> _TASK TO COMPLETE_
Copy the part of the material that opens with the line containing "Text: •: •: [40, 332, 54, 355]" and closes with the line containing "Text: TCP segments", swapping "segments" for "packets" and leaving everything else unchanged.

> _MATERIAL PROVIDED_
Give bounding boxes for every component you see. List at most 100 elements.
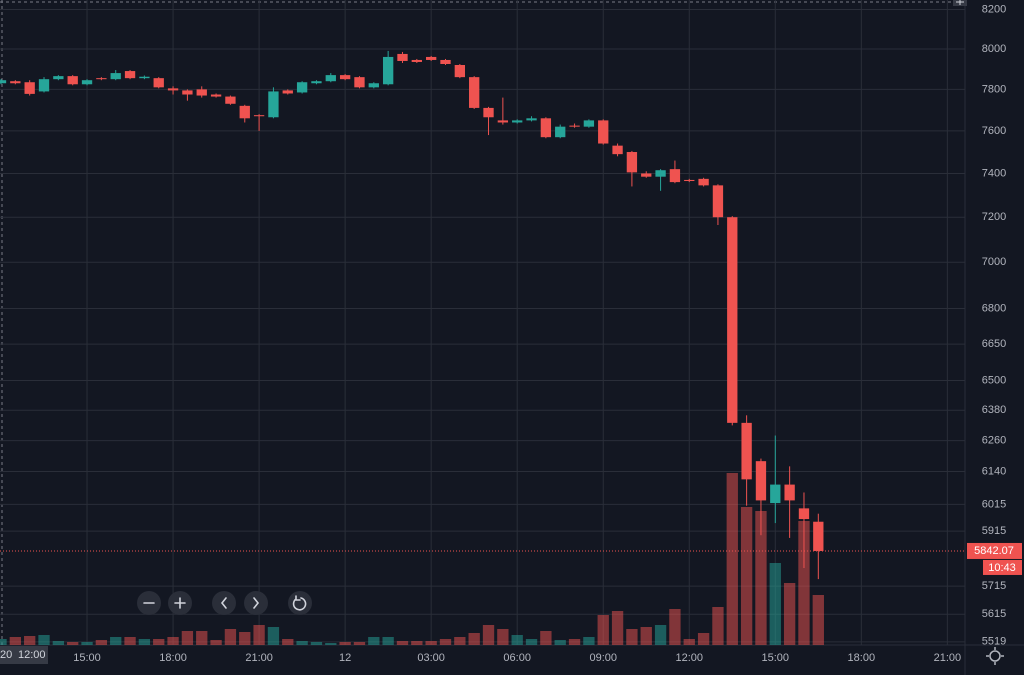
last-price-box <box>967 542 1022 559</box>
candle-body <box>0 80 7 84</box>
x-tick-label: 21:00 <box>934 652 962 664</box>
volume-bar <box>167 637 179 645</box>
candle-body <box>512 120 523 123</box>
candle-body <box>167 88 179 91</box>
candle-body <box>354 77 365 88</box>
volume-bar <box>110 637 122 645</box>
last-price-label: 5842.07 <box>974 545 1014 557</box>
candle-body <box>655 170 666 177</box>
x-tick-label: 15:00 <box>762 652 790 664</box>
volume-bar <box>597 615 609 645</box>
candle-body <box>698 178 709 186</box>
volume-bar <box>196 631 208 645</box>
y-tick-label: 6500 <box>982 374 1006 386</box>
candle-body <box>253 115 265 117</box>
candle-body <box>583 120 595 127</box>
volume-bar <box>583 637 595 645</box>
candle-body <box>311 81 322 84</box>
volume-bar <box>454 637 466 645</box>
volume-bar <box>38 635 50 645</box>
y-tick-label: 7600 <box>982 125 1006 137</box>
y-tick-label: 6650 <box>982 338 1006 350</box>
volume-bar <box>325 643 337 645</box>
zoom-out-button[interactable] <box>137 591 161 615</box>
candle-body <box>196 89 207 96</box>
x-tick-label: 09:00 <box>589 652 617 664</box>
volume-bar <box>339 642 351 645</box>
scroll-right-button[interactable] <box>244 591 268 615</box>
y-tick-label: 7200 <box>982 211 1006 223</box>
candle-body <box>712 185 724 218</box>
x-tick-label: 06:00 <box>503 652 531 664</box>
y-tick-label: 7400 <box>982 167 1006 179</box>
volume-bar <box>439 639 452 645</box>
volume-bar <box>239 632 251 645</box>
candle-body <box>727 217 738 423</box>
volume-bar <box>554 640 566 645</box>
volume-bar <box>153 639 165 645</box>
candle-body <box>296 82 308 93</box>
volume-bar <box>783 583 796 645</box>
volume-bar <box>124 637 136 645</box>
volume-bar <box>712 607 724 645</box>
candle-body <box>96 78 107 80</box>
scroll-left-button[interactable] <box>212 591 236 615</box>
volume-bar <box>568 639 581 645</box>
candle-body <box>770 484 781 504</box>
cursor-date-label: 20 <box>0 649 12 661</box>
volume-bar <box>382 637 394 645</box>
candle-body <box>411 59 422 62</box>
volume-bar <box>497 629 509 645</box>
volume-bar <box>697 633 710 645</box>
x-tick-label: 12:00 <box>675 652 703 664</box>
volume-bar <box>267 627 280 645</box>
volume-bar <box>253 625 265 645</box>
candle-body <box>784 484 795 501</box>
candle-body <box>598 120 609 144</box>
volume-bar <box>181 631 194 645</box>
settings-button[interactable] <box>986 647 1004 665</box>
volume-bar <box>683 639 695 645</box>
candle-body <box>10 81 21 84</box>
candle-body <box>397 53 408 61</box>
candle-body <box>53 76 64 80</box>
x-tick-label: 21:00 <box>245 652 273 664</box>
candle-body <box>225 96 236 104</box>
zoom-in-button[interactable] <box>168 591 192 615</box>
candle-body <box>426 56 437 60</box>
candle-body <box>153 78 164 88</box>
candle-body <box>325 75 336 82</box>
cursor-time-label: 12:00 <box>18 649 46 661</box>
candle-body <box>497 120 509 123</box>
y-tick-label: 7000 <box>982 256 1006 268</box>
candle-body <box>24 82 35 94</box>
x-tick-label: 03:00 <box>417 652 445 664</box>
candle-body <box>569 125 580 127</box>
volume-bar <box>769 563 781 645</box>
volume-bar <box>798 521 810 645</box>
volume-bar <box>67 642 79 645</box>
reset-button[interactable] <box>288 591 312 615</box>
volume-bar <box>95 640 108 645</box>
candle-body <box>210 94 222 97</box>
volume-bar <box>669 609 681 645</box>
volume-bar <box>310 642 323 645</box>
candle-body <box>124 71 136 79</box>
volume-bar <box>24 636 36 645</box>
x-tick-label: 15:00 <box>73 652 101 664</box>
volume-bar <box>740 507 753 645</box>
y-tick-label: 5519 <box>982 636 1006 648</box>
candle-body <box>368 83 379 88</box>
countdown-label: 10:43 <box>988 562 1016 574</box>
volume-bar <box>52 641 65 645</box>
add-button[interactable] <box>953 0 967 6</box>
candle-body <box>239 105 250 119</box>
y-tick-label: 5915 <box>982 525 1006 537</box>
volume-bar <box>282 639 294 645</box>
candle-body <box>182 90 193 95</box>
y-tick-label: 6260 <box>982 435 1006 447</box>
volume-bar <box>411 641 423 645</box>
candle-body <box>454 64 466 78</box>
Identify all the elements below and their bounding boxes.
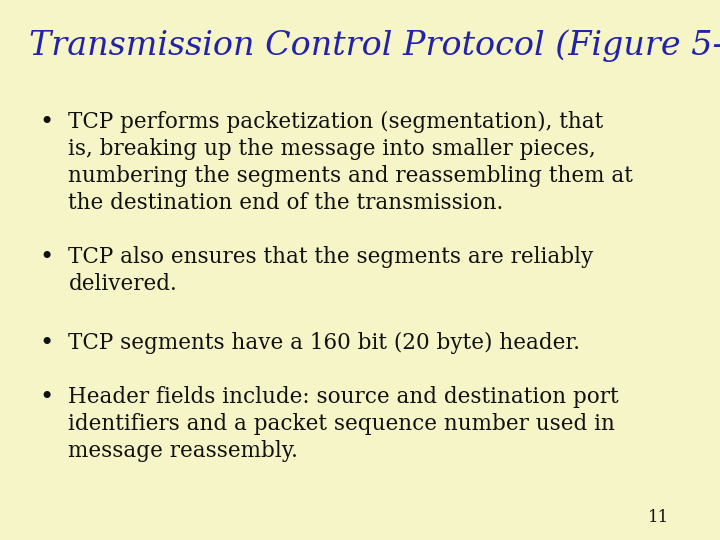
Text: •: •: [40, 332, 54, 355]
Text: •: •: [40, 386, 54, 409]
Text: Transmission Control Protocol (Figure 5-2): Transmission Control Protocol (Figure 5-…: [29, 30, 720, 62]
Text: TCP segments have a 160 bit (20 byte) header.: TCP segments have a 160 bit (20 byte) he…: [68, 332, 580, 354]
Text: •: •: [40, 111, 54, 134]
Text: TCP also ensures that the segments are reliably
delivered.: TCP also ensures that the segments are r…: [68, 246, 594, 295]
Text: 11: 11: [648, 510, 670, 526]
Text: Header fields include: source and destination port
identifiers and a packet sequ: Header fields include: source and destin…: [68, 386, 619, 462]
Text: TCP performs packetization (segmentation), that
is, breaking up the message into: TCP performs packetization (segmentation…: [68, 111, 634, 214]
Text: •: •: [40, 246, 54, 269]
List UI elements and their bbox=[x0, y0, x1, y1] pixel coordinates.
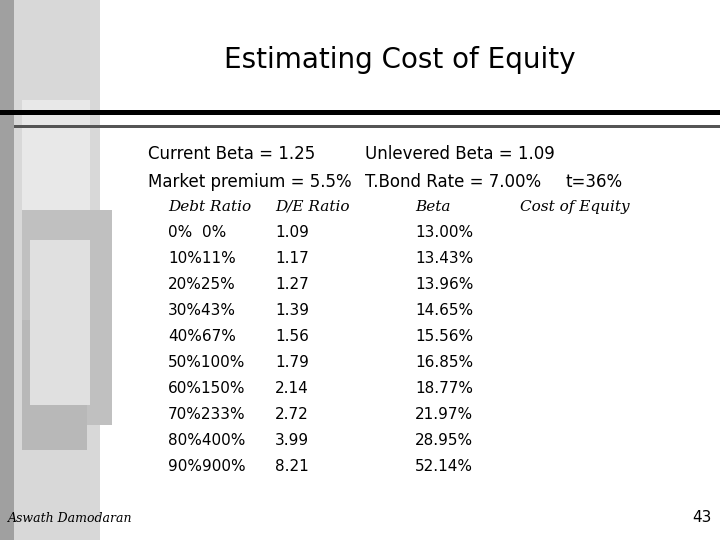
Text: 0%  0%: 0% 0% bbox=[168, 225, 226, 240]
Text: 14.65%: 14.65% bbox=[415, 303, 473, 318]
Bar bbox=[30, 240, 90, 405]
Text: Unlevered Beta = 1.09: Unlevered Beta = 1.09 bbox=[365, 145, 554, 163]
Text: 15.56%: 15.56% bbox=[415, 329, 473, 344]
Text: 13.43%: 13.43% bbox=[415, 251, 473, 266]
Text: Cost of Equity: Cost of Equity bbox=[520, 200, 629, 214]
Text: 13.00%: 13.00% bbox=[415, 225, 473, 240]
Text: 2.14: 2.14 bbox=[275, 381, 309, 396]
Text: 1.39: 1.39 bbox=[275, 303, 309, 318]
Text: 90%900%: 90%900% bbox=[168, 459, 246, 474]
Text: 1.56: 1.56 bbox=[275, 329, 309, 344]
Bar bbox=[22, 100, 90, 340]
Bar bbox=[22, 210, 112, 425]
Text: 1.79: 1.79 bbox=[275, 355, 309, 370]
Text: 21.97%: 21.97% bbox=[415, 407, 473, 422]
Text: 70%233%: 70%233% bbox=[168, 407, 246, 422]
Text: 1.17: 1.17 bbox=[275, 251, 309, 266]
Text: Aswath Damodaran: Aswath Damodaran bbox=[8, 512, 132, 525]
Text: 43: 43 bbox=[693, 510, 712, 525]
Text: 3.99: 3.99 bbox=[275, 433, 309, 448]
Text: 20%25%: 20%25% bbox=[168, 277, 235, 292]
Text: 40%67%: 40%67% bbox=[168, 329, 236, 344]
Text: Estimating Cost of Equity: Estimating Cost of Equity bbox=[224, 46, 576, 74]
Text: 1.27: 1.27 bbox=[275, 277, 309, 292]
Bar bbox=[14, 125, 720, 128]
Text: Market premium = 5.5%: Market premium = 5.5% bbox=[148, 173, 351, 191]
Text: 1.09: 1.09 bbox=[275, 225, 309, 240]
Text: 2.72: 2.72 bbox=[275, 407, 309, 422]
Text: Current Beta = 1.25: Current Beta = 1.25 bbox=[148, 145, 315, 163]
Text: 60%150%: 60%150% bbox=[168, 381, 246, 396]
Text: t=36%: t=36% bbox=[565, 173, 622, 191]
Text: 52.14%: 52.14% bbox=[415, 459, 473, 474]
Text: 10%11%: 10%11% bbox=[168, 251, 235, 266]
Text: 28.95%: 28.95% bbox=[415, 433, 473, 448]
Text: Beta: Beta bbox=[415, 200, 451, 214]
Bar bbox=[0, 110, 720, 115]
Bar bbox=[0, 0, 14, 540]
Text: 50%100%: 50%100% bbox=[168, 355, 246, 370]
Text: T.Bond Rate = 7.00%: T.Bond Rate = 7.00% bbox=[365, 173, 541, 191]
Bar bbox=[22, 320, 87, 450]
Text: 13.96%: 13.96% bbox=[415, 277, 473, 292]
Text: 8.21: 8.21 bbox=[275, 459, 309, 474]
Text: 80%400%: 80%400% bbox=[168, 433, 246, 448]
Text: D/E Ratio: D/E Ratio bbox=[275, 200, 349, 214]
Bar bbox=[14, 0, 100, 540]
Text: Debt Ratio: Debt Ratio bbox=[168, 200, 251, 214]
Text: 18.77%: 18.77% bbox=[415, 381, 473, 396]
Text: 30%43%: 30%43% bbox=[168, 303, 236, 318]
Text: 16.85%: 16.85% bbox=[415, 355, 473, 370]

> _PROBLEM SOLUTION_
Text: •: •: [40, 332, 54, 355]
Text: •: •: [40, 386, 54, 409]
Text: Transmission Control Protocol (Figure 5-2): Transmission Control Protocol (Figure 5-…: [29, 30, 720, 62]
Text: TCP packets have a 160 bit (20 byte) header.: TCP packets have a 160 bit (20 byte) he…: [68, 332, 580, 354]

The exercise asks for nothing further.